▸ **WHAT YOU SHOULD DO**:
Scan the data below for the string "answer". Copy every line where it appears.

▸ **RECORDS SUPPLIED**:

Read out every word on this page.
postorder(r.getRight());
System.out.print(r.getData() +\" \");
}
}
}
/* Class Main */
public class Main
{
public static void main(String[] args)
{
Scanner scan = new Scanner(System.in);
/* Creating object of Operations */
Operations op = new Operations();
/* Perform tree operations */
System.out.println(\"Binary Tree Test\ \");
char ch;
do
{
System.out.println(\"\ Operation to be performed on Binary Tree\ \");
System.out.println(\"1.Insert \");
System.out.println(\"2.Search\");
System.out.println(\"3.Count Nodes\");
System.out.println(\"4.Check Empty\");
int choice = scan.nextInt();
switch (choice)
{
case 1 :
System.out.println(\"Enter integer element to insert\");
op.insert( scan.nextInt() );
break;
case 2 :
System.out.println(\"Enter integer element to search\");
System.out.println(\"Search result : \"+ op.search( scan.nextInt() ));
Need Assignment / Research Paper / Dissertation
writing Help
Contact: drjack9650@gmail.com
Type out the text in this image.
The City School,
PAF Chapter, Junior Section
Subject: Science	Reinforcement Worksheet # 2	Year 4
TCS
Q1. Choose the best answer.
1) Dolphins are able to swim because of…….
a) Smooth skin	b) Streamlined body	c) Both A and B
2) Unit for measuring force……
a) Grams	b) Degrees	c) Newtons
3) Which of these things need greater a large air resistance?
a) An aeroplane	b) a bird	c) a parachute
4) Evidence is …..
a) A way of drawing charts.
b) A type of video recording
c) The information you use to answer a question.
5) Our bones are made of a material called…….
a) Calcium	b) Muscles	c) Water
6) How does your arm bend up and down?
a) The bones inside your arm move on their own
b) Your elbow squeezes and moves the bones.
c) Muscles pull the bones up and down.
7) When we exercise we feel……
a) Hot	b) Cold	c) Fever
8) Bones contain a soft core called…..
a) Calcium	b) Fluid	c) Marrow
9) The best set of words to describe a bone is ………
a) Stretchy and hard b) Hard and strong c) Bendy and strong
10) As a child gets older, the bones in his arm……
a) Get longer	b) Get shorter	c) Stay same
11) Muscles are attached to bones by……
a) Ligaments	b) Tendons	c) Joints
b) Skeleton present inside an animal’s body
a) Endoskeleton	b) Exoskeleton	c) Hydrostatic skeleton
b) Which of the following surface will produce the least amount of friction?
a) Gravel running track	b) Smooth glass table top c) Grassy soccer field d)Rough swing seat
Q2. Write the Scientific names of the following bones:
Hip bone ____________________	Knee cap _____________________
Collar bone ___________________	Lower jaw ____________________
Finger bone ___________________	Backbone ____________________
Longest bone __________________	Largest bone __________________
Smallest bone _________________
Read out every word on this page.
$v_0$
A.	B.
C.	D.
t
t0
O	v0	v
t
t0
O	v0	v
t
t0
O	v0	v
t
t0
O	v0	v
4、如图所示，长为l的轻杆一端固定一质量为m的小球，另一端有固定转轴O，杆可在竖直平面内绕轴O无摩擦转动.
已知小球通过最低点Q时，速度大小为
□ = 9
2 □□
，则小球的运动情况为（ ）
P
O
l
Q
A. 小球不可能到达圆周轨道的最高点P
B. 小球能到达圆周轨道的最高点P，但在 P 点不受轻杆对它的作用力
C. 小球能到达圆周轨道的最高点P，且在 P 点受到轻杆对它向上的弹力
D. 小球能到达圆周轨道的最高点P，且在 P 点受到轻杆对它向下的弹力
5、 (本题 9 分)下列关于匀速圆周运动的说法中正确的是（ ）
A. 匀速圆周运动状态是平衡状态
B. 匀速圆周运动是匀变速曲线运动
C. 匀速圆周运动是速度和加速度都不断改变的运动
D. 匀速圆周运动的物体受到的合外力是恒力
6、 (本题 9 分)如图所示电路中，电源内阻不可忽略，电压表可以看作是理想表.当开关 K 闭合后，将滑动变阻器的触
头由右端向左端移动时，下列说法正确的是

▸ **RESPONSE TO THIS EXERCISE**:
Q1. Choose the best answer.
c) The information you use to answer a question.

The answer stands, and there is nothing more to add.